— TASK TO COMPLETE —
Copy the lines that follow, keeping every character the same.

— DATA FOR PROCESSING —
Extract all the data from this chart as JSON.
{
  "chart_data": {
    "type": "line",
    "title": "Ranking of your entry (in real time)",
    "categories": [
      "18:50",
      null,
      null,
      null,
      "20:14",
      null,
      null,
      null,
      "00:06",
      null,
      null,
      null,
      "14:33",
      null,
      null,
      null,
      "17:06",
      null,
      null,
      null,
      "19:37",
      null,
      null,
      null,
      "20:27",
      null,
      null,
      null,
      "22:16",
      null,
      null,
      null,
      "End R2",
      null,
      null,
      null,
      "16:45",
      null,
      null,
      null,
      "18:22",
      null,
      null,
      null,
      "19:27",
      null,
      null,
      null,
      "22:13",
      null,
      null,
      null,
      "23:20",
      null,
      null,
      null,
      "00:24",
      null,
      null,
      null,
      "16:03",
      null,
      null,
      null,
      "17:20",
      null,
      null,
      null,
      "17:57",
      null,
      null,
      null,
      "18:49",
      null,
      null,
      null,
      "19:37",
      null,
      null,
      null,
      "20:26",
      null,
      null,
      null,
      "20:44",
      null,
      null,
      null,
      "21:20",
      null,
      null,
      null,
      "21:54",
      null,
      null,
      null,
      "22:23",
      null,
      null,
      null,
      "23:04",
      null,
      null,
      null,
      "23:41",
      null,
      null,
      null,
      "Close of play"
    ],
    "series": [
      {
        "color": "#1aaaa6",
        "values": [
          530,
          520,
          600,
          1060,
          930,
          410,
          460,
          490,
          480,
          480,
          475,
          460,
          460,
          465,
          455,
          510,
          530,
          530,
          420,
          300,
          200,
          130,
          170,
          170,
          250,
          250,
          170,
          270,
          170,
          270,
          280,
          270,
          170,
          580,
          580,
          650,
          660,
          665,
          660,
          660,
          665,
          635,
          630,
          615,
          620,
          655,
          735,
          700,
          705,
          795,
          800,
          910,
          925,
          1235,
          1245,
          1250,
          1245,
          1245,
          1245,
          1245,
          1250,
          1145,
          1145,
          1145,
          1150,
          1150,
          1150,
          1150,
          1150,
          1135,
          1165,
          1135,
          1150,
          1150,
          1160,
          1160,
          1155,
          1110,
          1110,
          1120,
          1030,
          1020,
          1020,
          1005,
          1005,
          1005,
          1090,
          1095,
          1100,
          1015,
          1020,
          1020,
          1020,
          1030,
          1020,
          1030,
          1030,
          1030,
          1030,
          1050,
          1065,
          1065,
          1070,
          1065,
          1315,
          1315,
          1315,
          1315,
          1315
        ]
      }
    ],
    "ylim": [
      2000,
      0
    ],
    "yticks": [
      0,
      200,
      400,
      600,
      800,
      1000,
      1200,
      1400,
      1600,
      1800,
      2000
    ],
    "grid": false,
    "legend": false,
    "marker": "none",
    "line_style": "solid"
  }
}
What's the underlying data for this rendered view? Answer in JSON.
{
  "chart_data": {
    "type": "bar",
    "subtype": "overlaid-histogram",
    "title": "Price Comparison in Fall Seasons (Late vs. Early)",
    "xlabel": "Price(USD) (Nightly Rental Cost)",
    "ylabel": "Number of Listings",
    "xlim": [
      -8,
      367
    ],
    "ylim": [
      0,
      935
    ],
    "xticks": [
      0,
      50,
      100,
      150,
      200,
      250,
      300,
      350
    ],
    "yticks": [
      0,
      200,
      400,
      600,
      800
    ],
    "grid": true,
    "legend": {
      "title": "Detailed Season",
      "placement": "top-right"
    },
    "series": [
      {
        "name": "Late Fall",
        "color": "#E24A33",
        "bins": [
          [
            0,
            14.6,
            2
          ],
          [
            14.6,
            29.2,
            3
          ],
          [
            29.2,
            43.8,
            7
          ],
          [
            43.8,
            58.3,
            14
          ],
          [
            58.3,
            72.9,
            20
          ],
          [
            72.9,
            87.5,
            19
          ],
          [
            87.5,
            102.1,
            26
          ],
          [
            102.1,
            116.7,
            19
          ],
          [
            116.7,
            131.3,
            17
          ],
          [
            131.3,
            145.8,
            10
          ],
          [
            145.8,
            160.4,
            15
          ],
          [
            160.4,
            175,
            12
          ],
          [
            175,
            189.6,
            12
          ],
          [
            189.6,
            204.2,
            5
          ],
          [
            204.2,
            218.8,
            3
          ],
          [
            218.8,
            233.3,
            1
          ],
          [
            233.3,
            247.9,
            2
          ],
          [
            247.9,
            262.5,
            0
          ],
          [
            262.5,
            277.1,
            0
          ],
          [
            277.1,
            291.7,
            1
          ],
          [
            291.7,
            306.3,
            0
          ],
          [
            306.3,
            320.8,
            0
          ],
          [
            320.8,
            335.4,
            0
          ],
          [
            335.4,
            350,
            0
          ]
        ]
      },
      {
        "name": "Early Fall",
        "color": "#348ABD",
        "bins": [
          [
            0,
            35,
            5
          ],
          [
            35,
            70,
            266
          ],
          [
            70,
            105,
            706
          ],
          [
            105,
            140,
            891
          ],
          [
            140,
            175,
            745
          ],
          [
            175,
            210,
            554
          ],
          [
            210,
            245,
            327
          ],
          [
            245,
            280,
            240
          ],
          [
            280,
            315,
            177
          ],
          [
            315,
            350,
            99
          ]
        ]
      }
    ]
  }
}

— OUTPUT OF THE TASK —
Extract all the data from this chart as JSON.
{
  "chart_data": {
    "type": "line",
    "title": "Ranking of your entry (in real time)",
    "categories": [
      "18:50",
      null,
      null,
      null,
      "20:14",
      null,
      null,
      null,
      "00:06",
      null,
      null,
      null,
      "14:33",
      null,
      null,
      null,
      "17:06",
      null,
      null,
      null,
      "19:37",
      null,
      null,
      null,
      "20:27",
      null,
      null,
      null,
      "22:16",
      null,
      null,
      null,
      "End R2",
      null,
      null,
      null,
      "16:45",
      null,
      null,
      null,
      "18:22",
      null,
      null,
      null,
      "19:27",
      null,
      null,
      null,
      "22:13",
      null,
      null,
      null,
      "23:20",
      null,
      null,
      null,
      "00:24",
      null,
      null,
      null,
      "16:03",
      null,
      null,
      null,
      "17:20",
      null,
      null,
      null,
      "17:57",
      null,
      null,
      null,
      "18:49",
      null,
      null,
      null,
      "19:37",
      null,
      null,
      null,
      "20:26",
      null,
      null,
      null,
      "20:44",
      null,
      null,
      null,
      "21:20",
      null,
      null,
      null,
      "21:54",
      null,
      null,
      null,
      "22:23",
      null,
      null,
      null,
      "23:04",
      null,
      null,
      null,
      "23:41",
      null,
      null,
      null,
      "Close of play"
    ],
    "series": [
      {
        "color": "#1aaaa6",
        "values": [
          530,
          520,
          600,
          1060,
          930,
          410,
          460,
          490,
          480,
          480,
          475,
          460,
          460,
          465,
          455,
          510,
          530,
          530,
          420,
          300,
          200,
          130,
          170,
          170,
          250,
          250,
          170,
          270,
          170,
          270,
          280,
          270,
          170,
          580,
          580,
          650,
          660,
          665,
          660,
          660,
          665,
          635,
          630,
          615,
          620,
          655,
          735,
          700,
          705,
          795,
          800,
          910,
          925,
          1235,
          1245,
          1250,
          1245,
          1245,
          1245,
          1245,
          1250,
          1145,
          1145,
          1145,
          1150,
          1150,
          1150,
          1150,
          1150,
          1135,
          1165,
          1135,
          1150,
          1150,
          1160,
          1160,
          1155,
          1110,
          1110,
          1120,
          1030,
          1020,
          1020,
          1005,
          1005,
          1005,
          1090,
          1095,
          1100,
          1015,
          1020,
          1020,
          1020,
          1030,
          1020,
          1030,
          1030,
          1030,
          1030,
          1050,
          1065,
          1065,
          1070,
          1065,
          1315,
          1315,
          1315,
          1315,
          1315
        ]
      }
    ],
    "ylim": [
      2000,
      0
    ],
    "yticks": [
      0,
      200,
      400,
      600,
      800,
      1000,
      1200,
      1400,
      1600,
      1800,
      2000
    ],
    "grid": false,
    "legend": false,
    "marker": "none",
    "line_style": "solid"
  }
}
What's the underlying data for this rendered view? Answer in JSON.
{
  "chart_data": {
    "type": "bar",
    "subtype": "overlaid-histogram",
    "title": "Price Comparison in Fall Seasons (Late vs. Early)",
    "xlabel": "Price(USD) (Nightly Rental Cost)",
    "ylabel": "Number of Listings",
    "xlim": [
      -8,
      367
    ],
    "ylim": [
      0,
      935
    ],
    "xticks": [
      0,
      50,
      100,
      150,
      200,
      250,
      300,
      350
    ],
    "yticks": [
      0,
      200,
      400,
      600,
      800
    ],
    "grid": true,
    "legend": {
      "title": "Detailed Season",
      "placement": "top-right"
    },
    "series": [
      {
        "name": "Late Fall",
        "color": "#E24A33",
        "bins": [
          [
            0,
            14.6,
            2
          ],
          [
            14.6,
            29.2,
            3
          ],
          [
            29.2,
            43.8,
            7
          ],
          [
            43.8,
            58.3,
            14
          ],
          [
            58.3,
            72.9,
            20
          ],
          [
            72.9,
            87.5,
            19
          ],
          [
            87.5,
            102.1,
            26
          ],
          [
            102.1,
            116.7,
            19
          ],
          [
            116.7,
            131.3,
            17
          ],
          [
            131.3,
            145.8,
            10
          ],
          [
            145.8,
            160.4,
            15
          ],
          [
            160.4,
            175,
            12
          ],
          [
            175,
            189.6,
            12
          ],
          [
            189.6,
            204.2,
            5
          ],
          [
            204.2,
            218.8,
            3
          ],
          [
            218.8,
            233.3,
            1
          ],
          [
            233.3,
            247.9,
            2
          ],
          [
            247.9,
            262.5,
            0
          ],
          [
            262.5,
            277.1,
            0
          ],
          [
            277.1,
            291.7,
            1
          ],
          [
            291.7,
            306.3,
            0
          ],
          [
            306.3,
            320.8,
            0
          ],
          [
            320.8,
            335.4,
            0
          ],
          [
            335.4,
            350,
            0
          ]
        ]
      },
      {
        "name": "Early Fall",
        "color": "#348ABD",
        "bins": [
          [
            0,
            35,
            5
          ],
          [
            35,
            70,
            266
          ],
          [
            70,
            105,
            706
          ],
          [
            105,
            140,
            891
          ],
          [
            140,
            175,
            745
          ],
          [
            175,
            210,
            554
          ],
          [
            210,
            245,
            327
          ],
          [
            245,
            280,
            240
          ],
          [
            280,
            315,
            177
          ],
          [
            315,
            350,
            99
          ]
        ]
      }
    ]
  }
}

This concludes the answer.